Problem :: Write out all of the records precisely. Skip anything that is a picture.

Data extract ::

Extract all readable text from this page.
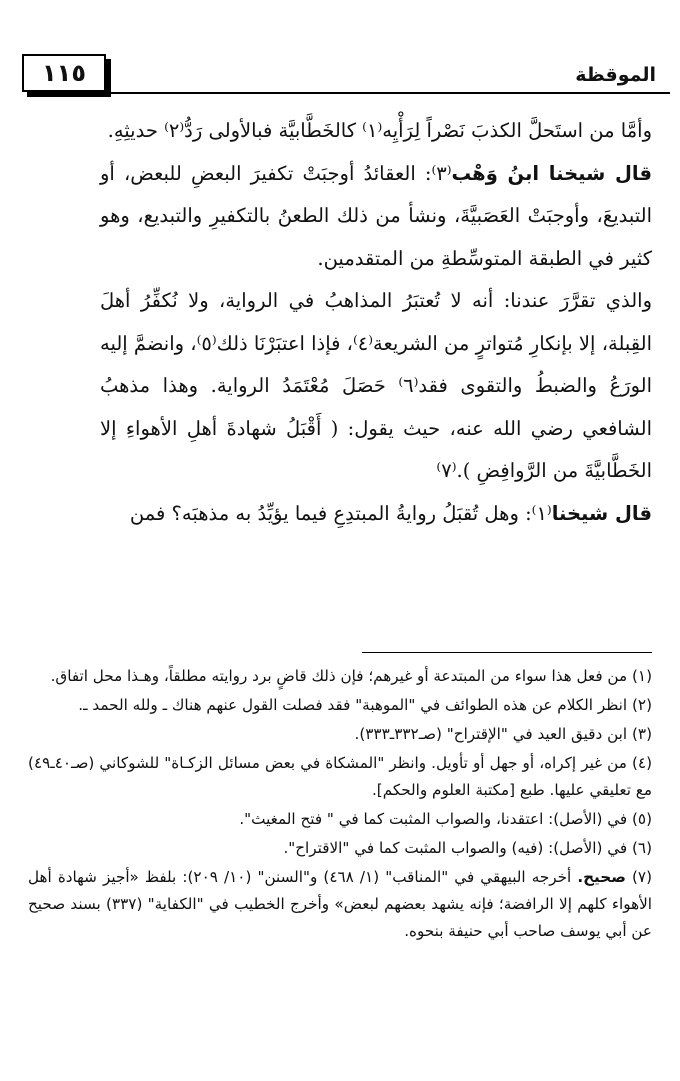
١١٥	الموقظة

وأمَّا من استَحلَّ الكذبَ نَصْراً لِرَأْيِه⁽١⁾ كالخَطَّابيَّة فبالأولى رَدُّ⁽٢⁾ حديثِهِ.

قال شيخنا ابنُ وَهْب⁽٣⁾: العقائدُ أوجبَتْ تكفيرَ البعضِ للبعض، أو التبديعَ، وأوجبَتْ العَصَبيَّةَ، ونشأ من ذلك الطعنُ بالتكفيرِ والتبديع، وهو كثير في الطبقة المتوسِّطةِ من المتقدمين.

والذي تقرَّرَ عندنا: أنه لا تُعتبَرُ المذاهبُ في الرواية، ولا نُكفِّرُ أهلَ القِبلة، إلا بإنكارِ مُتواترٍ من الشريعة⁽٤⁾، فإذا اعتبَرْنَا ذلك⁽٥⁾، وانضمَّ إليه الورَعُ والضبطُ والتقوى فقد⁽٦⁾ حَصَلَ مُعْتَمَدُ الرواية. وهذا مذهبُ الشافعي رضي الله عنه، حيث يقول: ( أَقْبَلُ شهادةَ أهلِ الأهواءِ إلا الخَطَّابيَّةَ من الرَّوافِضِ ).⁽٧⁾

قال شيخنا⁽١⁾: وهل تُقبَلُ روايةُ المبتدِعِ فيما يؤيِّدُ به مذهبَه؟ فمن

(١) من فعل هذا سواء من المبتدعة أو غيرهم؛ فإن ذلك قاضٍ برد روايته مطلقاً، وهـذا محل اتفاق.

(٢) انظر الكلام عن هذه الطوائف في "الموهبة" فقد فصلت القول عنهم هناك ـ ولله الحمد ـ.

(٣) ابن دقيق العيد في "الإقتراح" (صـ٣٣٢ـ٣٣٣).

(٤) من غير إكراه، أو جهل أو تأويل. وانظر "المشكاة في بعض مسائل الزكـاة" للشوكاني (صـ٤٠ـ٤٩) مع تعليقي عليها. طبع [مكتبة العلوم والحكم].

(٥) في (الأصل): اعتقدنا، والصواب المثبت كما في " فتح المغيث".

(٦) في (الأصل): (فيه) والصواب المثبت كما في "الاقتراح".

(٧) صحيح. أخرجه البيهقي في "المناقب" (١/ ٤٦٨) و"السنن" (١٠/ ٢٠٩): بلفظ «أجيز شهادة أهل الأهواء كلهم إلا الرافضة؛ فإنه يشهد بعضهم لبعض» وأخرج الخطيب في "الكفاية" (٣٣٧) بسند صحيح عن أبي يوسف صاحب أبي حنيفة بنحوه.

Output of the task ::
Extract all readable text from this page.
١١٥	الموقظة

وأمَّا من استَحلَّ الكذبَ نَصْراً لِرَأْيِه⁽١⁾ كالخَطَّابيَّة فبالأولى رَدُّ⁽٢⁾ حديثِهِ.

قال شيخنا ابنُ وَهْب⁽٣⁾: العقائدُ أوجبَتْ تكفيرَ البعضِ للبعض، أو التبديعَ، وأوجبَتْ العَصَبيَّةَ، ونشأ من ذلك الطعنُ بالتكفيرِ والتبديع، وهو كثير في الطبقة المتوسِّطةِ من المتقدمين.

والذي تقرَّرَ عندنا: أنه لا تُعتبَرُ المذاهبُ في الرواية، ولا نُكفِّرُ أهلَ القِبلة، إلا بإنكارِ مُتواترٍ من الشريعة⁽٤⁾، فإذا اعتبَرْنَا ذلك⁽٥⁾، وانضمَّ إليه الورَعُ والضبطُ والتقوى فقد⁽٦⁾ حَصَلَ مُعْتَمَدُ الرواية. وهذا مذهبُ الشافعي رضي الله عنه، حيث يقول: ( أَقْبَلُ شهادةَ أهلِ الأهواءِ إلا الخَطَّابيَّةَ من الرَّوافِضِ ).⁽٧⁾

قال شيخنا⁽١⁾: وهل تُقبَلُ روايةُ المبتدِعِ فيما يؤيِّدُ به مذهبَه؟ فمن

(١) من فعل هذا سواء من المبتدعة أو غيرهم؛ فإن ذلك قاضٍ برد روايته مطلقاً، وهـذا محل اتفاق.

(٢) انظر الكلام عن هذه الطوائف في "الموهبة" فقد فصلت القول عنهم هناك ـ ولله الحمد ـ.

(٣) ابن دقيق العيد في "الإقتراح" (صـ٣٣٢ـ٣٣٣).

(٤) من غير إكراه، أو جهل أو تأويل. وانظر "المشكاة في بعض مسائل الزكـاة" للشوكاني (صـ٤٠ـ٤٩) مع تعليقي عليها. طبع [مكتبة العلوم والحكم].

(٥) في (الأصل): اعتقدنا، والصواب المثبت كما في " فتح المغيث".

(٦) في (الأصل): (فيه) والصواب المثبت كما في "الاقتراح".

(٧) صحيح. أخرجه البيهقي في "المناقب" (١/ ٤٦٨) و"السنن" (١٠/ ٢٠٩): بلفظ «أجيز شهادة أهل الأهواء كلهم إلا الرافضة؛ فإنه يشهد بعضهم لبعض» وأخرج الخطيب في "الكفاية" (٣٣٧) بسند صحيح عن أبي يوسف صاحب أبي حنيفة بنحوه.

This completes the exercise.